Find each line with the word "præstare" and copy it.
-------
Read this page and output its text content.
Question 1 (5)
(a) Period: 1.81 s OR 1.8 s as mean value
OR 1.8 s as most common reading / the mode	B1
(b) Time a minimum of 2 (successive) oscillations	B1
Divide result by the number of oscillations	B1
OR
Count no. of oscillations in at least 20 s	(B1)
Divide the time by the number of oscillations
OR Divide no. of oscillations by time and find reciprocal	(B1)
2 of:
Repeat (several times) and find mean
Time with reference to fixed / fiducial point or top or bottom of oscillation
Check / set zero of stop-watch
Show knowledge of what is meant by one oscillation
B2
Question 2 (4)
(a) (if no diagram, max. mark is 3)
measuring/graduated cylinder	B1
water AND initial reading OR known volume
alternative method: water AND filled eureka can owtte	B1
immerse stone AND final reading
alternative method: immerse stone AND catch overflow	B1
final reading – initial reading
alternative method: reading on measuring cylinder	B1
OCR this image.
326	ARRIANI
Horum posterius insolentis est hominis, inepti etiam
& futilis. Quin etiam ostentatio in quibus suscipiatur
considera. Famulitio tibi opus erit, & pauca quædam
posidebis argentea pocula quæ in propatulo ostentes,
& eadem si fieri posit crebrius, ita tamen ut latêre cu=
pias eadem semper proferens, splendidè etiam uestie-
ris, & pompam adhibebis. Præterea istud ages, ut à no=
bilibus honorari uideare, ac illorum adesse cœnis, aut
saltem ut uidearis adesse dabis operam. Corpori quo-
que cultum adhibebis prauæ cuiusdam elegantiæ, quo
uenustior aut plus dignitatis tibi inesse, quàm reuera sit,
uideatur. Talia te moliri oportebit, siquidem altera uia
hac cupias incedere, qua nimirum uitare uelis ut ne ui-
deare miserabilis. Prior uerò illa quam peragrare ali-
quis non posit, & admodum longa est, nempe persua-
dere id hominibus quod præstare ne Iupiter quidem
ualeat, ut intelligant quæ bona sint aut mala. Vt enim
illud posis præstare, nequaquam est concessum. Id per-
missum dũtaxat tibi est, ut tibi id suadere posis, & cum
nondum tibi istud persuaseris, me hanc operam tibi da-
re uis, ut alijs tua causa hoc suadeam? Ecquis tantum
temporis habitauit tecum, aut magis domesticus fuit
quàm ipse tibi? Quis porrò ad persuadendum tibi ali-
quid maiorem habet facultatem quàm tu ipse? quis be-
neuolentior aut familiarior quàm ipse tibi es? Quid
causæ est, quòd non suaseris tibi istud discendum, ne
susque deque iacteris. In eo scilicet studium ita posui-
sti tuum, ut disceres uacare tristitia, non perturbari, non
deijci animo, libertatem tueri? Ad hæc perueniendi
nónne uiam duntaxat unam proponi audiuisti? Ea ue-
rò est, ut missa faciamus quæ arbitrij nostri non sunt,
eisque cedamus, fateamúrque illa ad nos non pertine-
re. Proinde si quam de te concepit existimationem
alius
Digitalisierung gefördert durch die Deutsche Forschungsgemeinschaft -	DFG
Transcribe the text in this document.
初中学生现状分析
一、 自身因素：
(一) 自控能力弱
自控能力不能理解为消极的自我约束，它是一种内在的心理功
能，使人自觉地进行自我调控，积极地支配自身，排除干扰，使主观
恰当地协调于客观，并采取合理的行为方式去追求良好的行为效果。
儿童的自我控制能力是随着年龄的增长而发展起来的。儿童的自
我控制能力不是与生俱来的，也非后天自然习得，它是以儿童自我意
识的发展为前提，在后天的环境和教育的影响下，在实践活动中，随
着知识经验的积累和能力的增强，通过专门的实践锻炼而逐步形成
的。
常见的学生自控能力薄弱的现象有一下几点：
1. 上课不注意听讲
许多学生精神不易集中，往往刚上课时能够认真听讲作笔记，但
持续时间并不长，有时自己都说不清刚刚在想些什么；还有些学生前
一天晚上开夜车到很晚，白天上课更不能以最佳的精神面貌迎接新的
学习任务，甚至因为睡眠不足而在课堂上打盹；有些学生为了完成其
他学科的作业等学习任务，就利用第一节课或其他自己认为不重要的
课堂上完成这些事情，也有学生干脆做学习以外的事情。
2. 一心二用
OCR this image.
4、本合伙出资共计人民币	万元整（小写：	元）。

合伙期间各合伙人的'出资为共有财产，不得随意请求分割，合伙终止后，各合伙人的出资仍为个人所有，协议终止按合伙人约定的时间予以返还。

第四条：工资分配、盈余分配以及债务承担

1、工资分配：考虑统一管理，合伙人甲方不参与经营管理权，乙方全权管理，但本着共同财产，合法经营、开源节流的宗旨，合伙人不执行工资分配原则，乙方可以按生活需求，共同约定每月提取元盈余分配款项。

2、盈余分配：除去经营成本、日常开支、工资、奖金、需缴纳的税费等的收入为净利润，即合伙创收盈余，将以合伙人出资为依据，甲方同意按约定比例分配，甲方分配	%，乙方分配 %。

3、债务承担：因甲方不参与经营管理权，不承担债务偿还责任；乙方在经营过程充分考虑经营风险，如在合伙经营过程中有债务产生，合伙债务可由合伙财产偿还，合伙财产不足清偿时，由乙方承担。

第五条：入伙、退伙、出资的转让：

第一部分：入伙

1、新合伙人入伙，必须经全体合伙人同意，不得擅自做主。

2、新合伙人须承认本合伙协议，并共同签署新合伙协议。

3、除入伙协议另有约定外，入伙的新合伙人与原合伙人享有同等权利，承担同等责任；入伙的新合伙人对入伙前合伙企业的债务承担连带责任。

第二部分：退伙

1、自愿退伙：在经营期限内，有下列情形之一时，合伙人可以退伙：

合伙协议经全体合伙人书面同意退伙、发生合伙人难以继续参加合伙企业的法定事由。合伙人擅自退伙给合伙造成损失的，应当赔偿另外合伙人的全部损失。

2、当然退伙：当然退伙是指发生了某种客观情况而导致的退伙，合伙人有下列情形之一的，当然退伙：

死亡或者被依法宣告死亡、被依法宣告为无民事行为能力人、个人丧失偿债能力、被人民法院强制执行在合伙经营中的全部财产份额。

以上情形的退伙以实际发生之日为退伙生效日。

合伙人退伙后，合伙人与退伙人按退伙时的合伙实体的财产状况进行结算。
-------
# WRITTEN SOLUTION
dere id hominibus quod præstare ne Iupiter quidem
illud posis præstare, nequaquam est concessum. Id per-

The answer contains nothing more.